Images are not part of the copy; transcribe all the data exactly.
┌─ DATASET CONTENT
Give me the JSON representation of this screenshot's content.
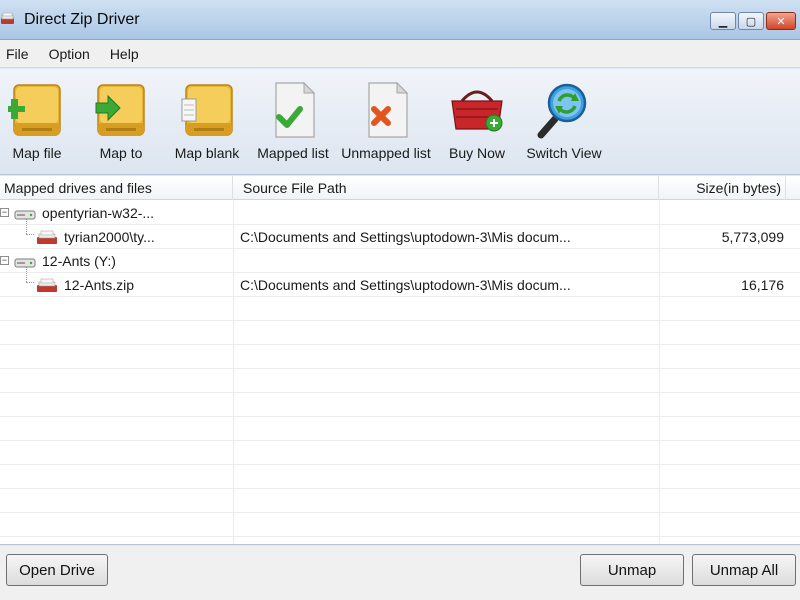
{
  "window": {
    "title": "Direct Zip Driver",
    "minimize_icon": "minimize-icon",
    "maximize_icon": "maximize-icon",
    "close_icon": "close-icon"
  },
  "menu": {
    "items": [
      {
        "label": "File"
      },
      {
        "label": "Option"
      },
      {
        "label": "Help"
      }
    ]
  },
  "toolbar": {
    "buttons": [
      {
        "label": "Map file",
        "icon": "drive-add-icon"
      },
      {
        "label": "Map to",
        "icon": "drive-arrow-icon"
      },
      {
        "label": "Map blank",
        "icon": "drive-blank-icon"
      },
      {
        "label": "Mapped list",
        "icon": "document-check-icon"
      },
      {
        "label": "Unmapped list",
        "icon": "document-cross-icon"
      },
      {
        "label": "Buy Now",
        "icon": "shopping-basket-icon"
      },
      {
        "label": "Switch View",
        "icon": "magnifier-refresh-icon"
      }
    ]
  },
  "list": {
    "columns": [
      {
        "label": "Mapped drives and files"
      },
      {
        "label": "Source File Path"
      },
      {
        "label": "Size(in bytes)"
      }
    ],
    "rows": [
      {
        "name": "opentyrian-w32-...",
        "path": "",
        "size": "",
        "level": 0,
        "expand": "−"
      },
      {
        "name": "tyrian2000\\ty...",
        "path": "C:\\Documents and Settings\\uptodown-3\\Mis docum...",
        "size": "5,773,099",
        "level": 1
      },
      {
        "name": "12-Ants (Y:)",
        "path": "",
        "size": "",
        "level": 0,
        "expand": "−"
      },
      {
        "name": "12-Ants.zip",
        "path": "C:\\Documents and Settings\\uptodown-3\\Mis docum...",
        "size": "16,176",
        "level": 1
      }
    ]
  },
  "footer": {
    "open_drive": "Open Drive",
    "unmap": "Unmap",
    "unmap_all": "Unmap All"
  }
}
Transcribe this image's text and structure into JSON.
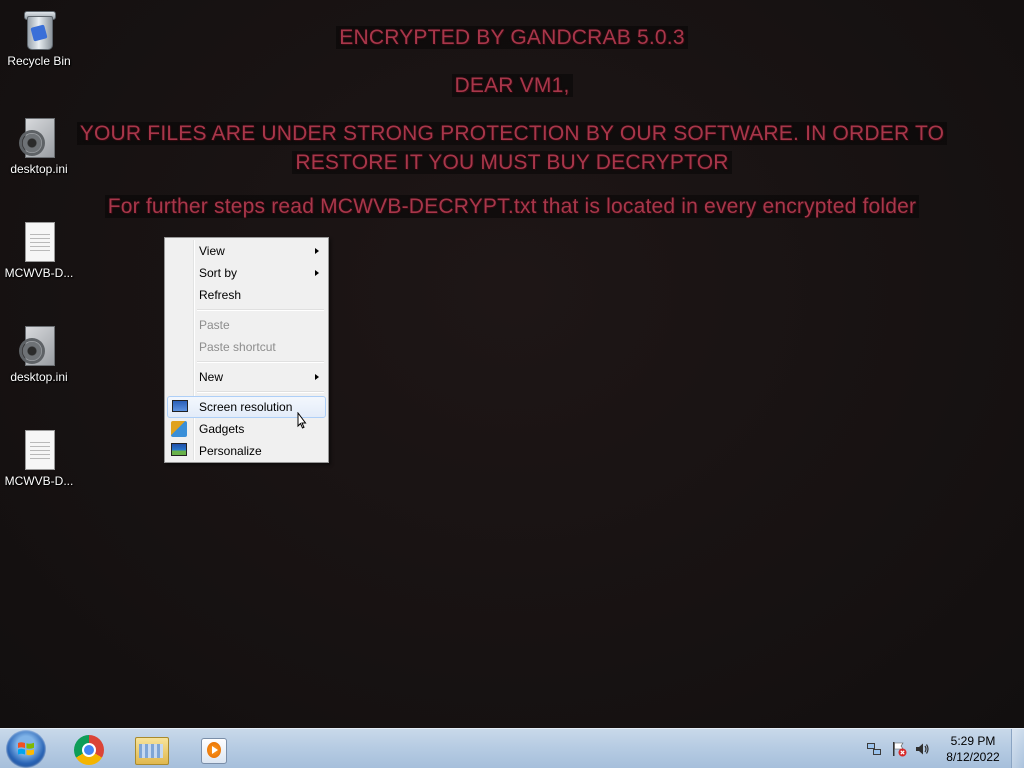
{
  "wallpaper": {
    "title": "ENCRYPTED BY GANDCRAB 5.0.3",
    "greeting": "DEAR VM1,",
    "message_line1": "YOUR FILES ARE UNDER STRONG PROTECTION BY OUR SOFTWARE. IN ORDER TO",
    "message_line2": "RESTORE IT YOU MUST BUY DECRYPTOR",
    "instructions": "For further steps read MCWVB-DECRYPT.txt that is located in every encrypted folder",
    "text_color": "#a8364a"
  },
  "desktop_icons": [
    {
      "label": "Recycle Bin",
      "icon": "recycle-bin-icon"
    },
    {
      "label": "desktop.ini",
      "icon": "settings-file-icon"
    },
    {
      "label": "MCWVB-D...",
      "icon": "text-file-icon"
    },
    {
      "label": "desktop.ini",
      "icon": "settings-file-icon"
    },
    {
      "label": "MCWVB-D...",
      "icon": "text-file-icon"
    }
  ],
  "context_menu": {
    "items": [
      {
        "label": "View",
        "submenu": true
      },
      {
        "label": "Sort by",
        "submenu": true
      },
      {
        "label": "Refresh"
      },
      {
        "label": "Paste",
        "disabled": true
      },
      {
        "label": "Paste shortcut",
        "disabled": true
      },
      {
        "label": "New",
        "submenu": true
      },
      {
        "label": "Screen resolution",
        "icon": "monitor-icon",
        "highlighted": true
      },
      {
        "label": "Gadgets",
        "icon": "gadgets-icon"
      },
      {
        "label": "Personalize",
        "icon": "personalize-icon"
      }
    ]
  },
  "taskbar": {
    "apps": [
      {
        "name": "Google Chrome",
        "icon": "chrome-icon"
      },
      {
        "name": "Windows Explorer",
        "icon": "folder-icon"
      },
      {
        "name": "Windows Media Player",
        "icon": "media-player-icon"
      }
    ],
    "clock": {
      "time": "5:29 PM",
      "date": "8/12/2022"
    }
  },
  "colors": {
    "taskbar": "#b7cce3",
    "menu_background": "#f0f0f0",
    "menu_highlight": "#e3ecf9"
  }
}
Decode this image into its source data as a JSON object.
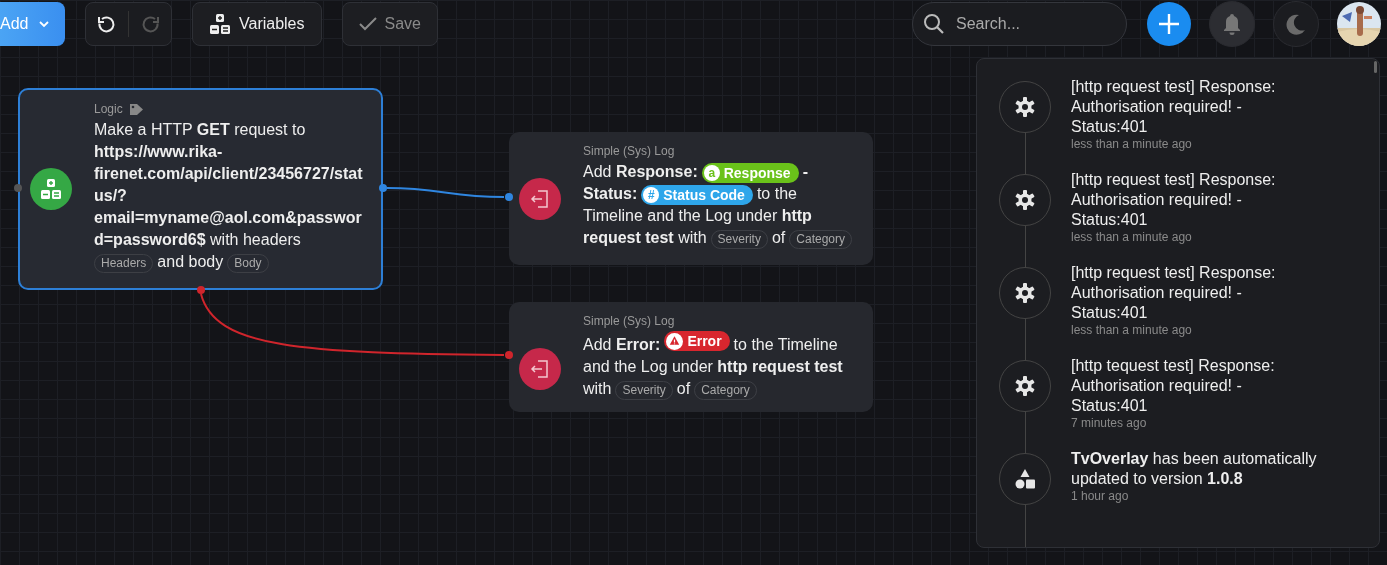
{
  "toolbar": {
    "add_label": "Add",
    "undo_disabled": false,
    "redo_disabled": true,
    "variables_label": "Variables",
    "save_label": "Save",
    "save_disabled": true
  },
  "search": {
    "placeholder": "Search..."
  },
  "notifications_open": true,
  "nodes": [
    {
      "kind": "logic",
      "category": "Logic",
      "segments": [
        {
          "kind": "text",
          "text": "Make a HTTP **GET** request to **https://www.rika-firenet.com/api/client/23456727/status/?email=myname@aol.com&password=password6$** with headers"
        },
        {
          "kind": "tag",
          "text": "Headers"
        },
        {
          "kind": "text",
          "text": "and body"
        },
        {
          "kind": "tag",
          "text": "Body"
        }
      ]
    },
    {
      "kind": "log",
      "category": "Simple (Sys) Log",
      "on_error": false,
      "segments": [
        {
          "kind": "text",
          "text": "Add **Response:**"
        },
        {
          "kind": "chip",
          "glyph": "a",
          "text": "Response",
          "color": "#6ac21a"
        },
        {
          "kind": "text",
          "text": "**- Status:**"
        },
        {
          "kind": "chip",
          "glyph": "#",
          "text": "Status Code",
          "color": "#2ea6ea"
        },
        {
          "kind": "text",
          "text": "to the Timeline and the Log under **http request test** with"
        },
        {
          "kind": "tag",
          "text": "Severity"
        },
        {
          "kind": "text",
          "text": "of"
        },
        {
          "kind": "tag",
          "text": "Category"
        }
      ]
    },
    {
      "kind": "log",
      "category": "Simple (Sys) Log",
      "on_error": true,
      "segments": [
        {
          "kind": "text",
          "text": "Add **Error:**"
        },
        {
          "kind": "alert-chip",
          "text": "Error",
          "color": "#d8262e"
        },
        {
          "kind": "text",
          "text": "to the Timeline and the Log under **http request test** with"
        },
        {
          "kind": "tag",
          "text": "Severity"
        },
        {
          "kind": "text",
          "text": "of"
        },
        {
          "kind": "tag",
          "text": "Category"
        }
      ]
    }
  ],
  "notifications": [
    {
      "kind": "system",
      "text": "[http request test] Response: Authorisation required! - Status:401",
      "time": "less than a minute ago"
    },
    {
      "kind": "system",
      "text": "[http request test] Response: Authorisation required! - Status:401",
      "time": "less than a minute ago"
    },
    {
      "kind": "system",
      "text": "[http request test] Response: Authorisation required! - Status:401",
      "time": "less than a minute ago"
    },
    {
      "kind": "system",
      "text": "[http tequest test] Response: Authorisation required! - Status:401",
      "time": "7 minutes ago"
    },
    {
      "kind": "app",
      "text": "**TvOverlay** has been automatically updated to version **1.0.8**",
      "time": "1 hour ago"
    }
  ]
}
└─
• [RESULT OF THIS TASK]:
Give me the JSON representation of this screenshot's content.
{
  "window": {
    "title": "Direct Zip Driver",
    "minimize_icon": "minimize-icon",
    "maximize_icon": "maximize-icon",
    "close_icon": "close-icon"
  },
  "menu": {
    "items": [
      {
        "label": "File"
      },
      {
        "label": "Option"
      },
      {
        "label": "Help"
      }
    ]
  },
  "toolbar": {
    "buttons": [
      {
        "label": "Map file",
        "icon": "drive-add-icon"
      },
      {
        "label": "Map to",
        "icon": "drive-arrow-icon"
      },
      {
        "label": "Map blank",
        "icon": "drive-blank-icon"
      },
      {
        "label": "Mapped list",
        "icon": "document-check-icon"
      },
      {
        "label": "Unmapped list",
        "icon": "document-cross-icon"
      },
      {
        "label": "Buy Now",
        "icon": "shopping-basket-icon"
      },
      {
        "label": "Switch View",
        "icon": "magnifier-refresh-icon"
      }
    ]
  },
  "list": {
    "columns": [
      {
        "label": "Mapped drives and files"
      },
      {
        "label": "Source File Path"
      },
      {
        "label": "Size(in bytes)"
      }
    ],
    "rows": [
      {
        "name": "opentyrian-w32-...",
        "path": "",
        "size": "",
        "level": 0,
        "expand": "−"
      },
      {
        "name": "tyrian2000\\ty...",
        "path": "C:\\Documents and Settings\\uptodown-3\\Mis docum...",
        "size": "5,773,099",
        "level": 1
      },
      {
        "name": "12-Ants (Y:)",
        "path": "",
        "size": "",
        "level": 0,
        "expand": "−"
      },
      {
        "name": "12-Ants.zip",
        "path": "C:\\Documents and Settings\\uptodown-3\\Mis docum...",
        "size": "16,176",
        "level": 1
      }
    ]
  },
  "footer": {
    "open_drive": "Open Drive",
    "unmap": "Unmap",
    "unmap_all": "Unmap All"
  }
}
Transcribe this image's text and structure into JSON.
{
  "wallpaper": {
    "title": "ENCRYPTED BY GANDCRAB 5.0.3",
    "greeting": "DEAR VM1,",
    "message_line1": "YOUR FILES ARE UNDER STRONG PROTECTION BY OUR SOFTWARE. IN ORDER TO",
    "message_line2": "RESTORE IT YOU MUST BUY DECRYPTOR",
    "instructions": "For further steps read MCWVB-DECRYPT.txt that is located in every encrypted folder",
    "text_color": "#a8364a"
  },
  "desktop_icons": [
    {
      "label": "Recycle Bin",
      "icon": "recycle-bin-icon"
    },
    {
      "label": "desktop.ini",
      "icon": "settings-file-icon"
    },
    {
      "label": "MCWVB-D...",
      "icon": "text-file-icon"
    },
    {
      "label": "desktop.ini",
      "icon": "settings-file-icon"
    },
    {
      "label": "MCWVB-D...",
      "icon": "text-file-icon"
    }
  ],
  "context_menu": {
    "items": [
      {
        "label": "View",
        "submenu": true
      },
      {
        "label": "Sort by",
        "submenu": true
      },
      {
        "label": "Refresh"
      },
      {
        "label": "Paste",
        "disabled": true
      },
      {
        "label": "Paste shortcut",
        "disabled": true
      },
      {
        "label": "New",
        "submenu": true
      },
      {
        "label": "Screen resolution",
        "icon": "monitor-icon",
        "highlighted": true
      },
      {
        "label": "Gadgets",
        "icon": "gadgets-icon"
      },
      {
        "label": "Personalize",
        "icon": "personalize-icon"
      }
    ]
  },
  "taskbar": {
    "apps": [
      {
        "name": "Google Chrome",
        "icon": "chrome-icon"
      },
      {
        "name": "Windows Explorer",
        "icon": "folder-icon"
      },
      {
        "name": "Windows Media Player",
        "icon": "media-player-icon"
      }
    ],
    "clock": {
      "time": "5:29 PM",
      "date": "8/12/2022"
    }
  },
  "colors": {
    "taskbar": "#b7cce3",
    "menu_background": "#f0f0f0",
    "menu_highlight": "#e3ecf9"
  }
}
Decode this image into its source data as a JSON object.
{
  "toolbar": {
    "add_label": "Add",
    "undo_disabled": false,
    "redo_disabled": true,
    "variables_label": "Variables",
    "save_label": "Save",
    "save_disabled": true
  },
  "search": {
    "placeholder": "Search..."
  },
  "notifications_open": true,
  "nodes": [
    {
      "kind": "logic",
      "category": "Logic",
      "segments": [
        {
          "kind": "text",
          "text": "Make a HTTP **GET** request to **https://www.rika-firenet.com/api/client/23456727/status/?email=myname@aol.com&password=password6$** with headers"
        },
        {
          "kind": "tag",
          "text": "Headers"
        },
        {
          "kind": "text",
          "text": "and body"
        },
        {
          "kind": "tag",
          "text": "Body"
        }
      ]
    },
    {
      "kind": "log",
      "category": "Simple (Sys) Log",
      "on_error": false,
      "segments": [
        {
          "kind": "text",
          "text": "Add **Response:**"
        },
        {
          "kind": "chip",
          "glyph": "a",
          "text": "Response",
          "color": "#6ac21a"
        },
        {
          "kind": "text",
          "text": "**- Status:**"
        },
        {
          "kind": "chip",
          "glyph": "#",
          "text": "Status Code",
          "color": "#2ea6ea"
        },
        {
          "kind": "text",
          "text": "to the Timeline and the Log under **http request test** with"
        },
        {
          "kind": "tag",
          "text": "Severity"
        },
        {
          "kind": "text",
          "text": "of"
        },
        {
          "kind": "tag",
          "text": "Category"
        }
      ]
    },
    {
      "kind": "log",
      "category": "Simple (Sys) Log",
      "on_error": true,
      "segments": [
        {
          "kind": "text",
          "text": "Add **Error:**"
        },
        {
          "kind": "alert-chip",
          "text": "Error",
          "color": "#d8262e"
        },
        {
          "kind": "text",
          "text": "to the Timeline and the Log under **http request test** with"
        },
        {
          "kind": "tag",
          "text": "Severity"
        },
        {
          "kind": "text",
          "text": "of"
        },
        {
          "kind": "tag",
          "text": "Category"
        }
      ]
    }
  ],
  "notifications": [
    {
      "kind": "system",
      "text": "[http request test] Response: Authorisation required! - Status:401",
      "time": "less than a minute ago"
    },
    {
      "kind": "system",
      "text": "[http request test] Response: Authorisation required! - Status:401",
      "time": "less than a minute ago"
    },
    {
      "kind": "system",
      "text": "[http request test] Response: Authorisation required! - Status:401",
      "time": "less than a minute ago"
    },
    {
      "kind": "system",
      "text": "[http tequest test] Response: Authorisation required! - Status:401",
      "time": "7 minutes ago"
    },
    {
      "kind": "app",
      "text": "**TvOverlay** has been automatically updated to version **1.0.8**",
      "time": "1 hour ago"
    }
  ]
}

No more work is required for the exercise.